Objective: Below are some records: retype them all exactly, but not the pictures.

Records to process:

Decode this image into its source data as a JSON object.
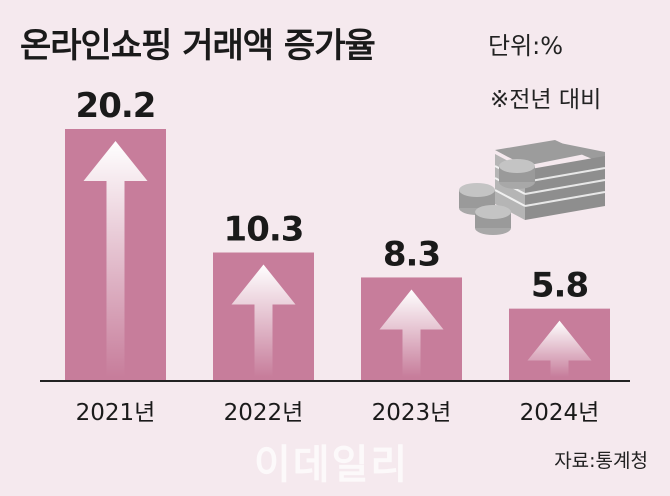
{
  "title": "온라인쇼핑 거래액 증가율",
  "unit": "단위:%",
  "note": "※전년 대비",
  "source": "자료:통계청",
  "watermark": "이데일리",
  "colors": {
    "bar": "#c77d9b",
    "background": "#f5e9ee",
    "arrow": "#ffffff"
  },
  "icons": [
    "money-stack-icon",
    "coins-icon"
  ],
  "chart_data": {
    "type": "bar",
    "categories": [
      "2021년",
      "2022년",
      "2023년",
      "2024년"
    ],
    "values": [
      20.2,
      10.3,
      8.3,
      5.8
    ],
    "title": "온라인쇼핑 거래액 증가율",
    "xlabel": "",
    "ylabel": "",
    "ylim": [
      0,
      20.2
    ],
    "grid": false,
    "legend": "none"
  }
}
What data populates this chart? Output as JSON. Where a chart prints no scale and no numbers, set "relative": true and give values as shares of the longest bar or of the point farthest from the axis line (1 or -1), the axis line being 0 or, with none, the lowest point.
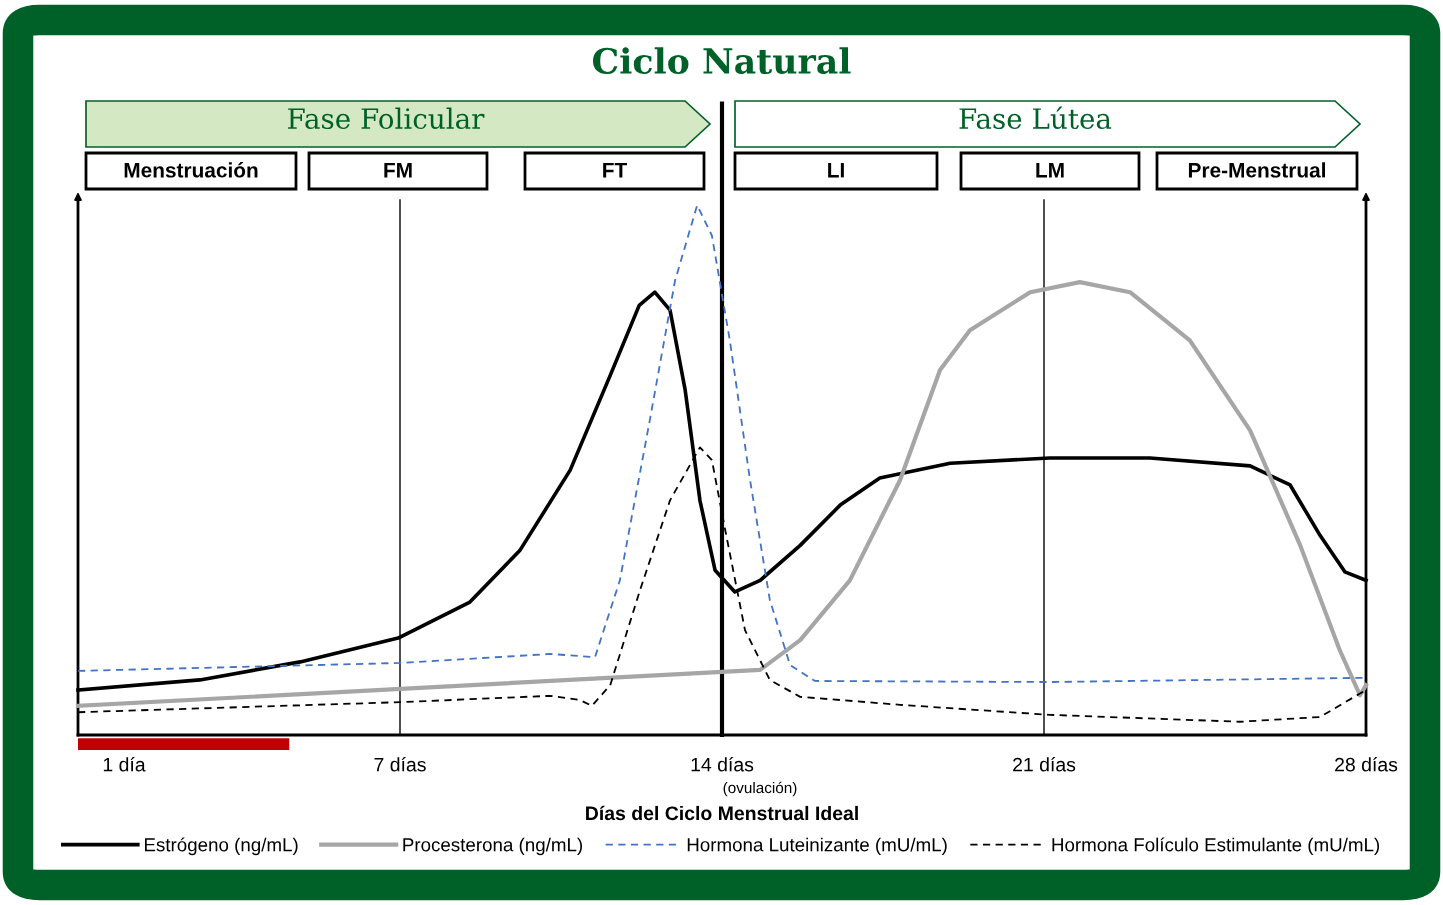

Exercise result:
Decode this image into its source data as a JSON object.
{
  "title": "온라인쇼핑 거래액 증가율",
  "unit": "단위:%",
  "note": "※전년 대비",
  "source": "자료:통계청",
  "watermark": "이데일리",
  "colors": {
    "bar": "#c77d9b",
    "background": "#f5e9ee",
    "arrow": "#ffffff"
  },
  "icons": [
    "money-stack-icon",
    "coins-icon"
  ],
  "chart_data": {
    "type": "bar",
    "categories": [
      "2021년",
      "2022년",
      "2023년",
      "2024년"
    ],
    "values": [
      20.2,
      10.3,
      8.3,
      5.8
    ],
    "title": "온라인쇼핑 거래액 증가율",
    "xlabel": "",
    "ylabel": "",
    "ylim": [
      0,
      20.2
    ],
    "grid": false,
    "legend": "none"
  }
}
What data populates this chart? Output as JSON. Where a chart prints no scale and no numbers, set "relative": true and give values as shares of the longest bar or of the point farthest from the axis line (1 or -1), the axis line being 0 or, with none, the lowest point.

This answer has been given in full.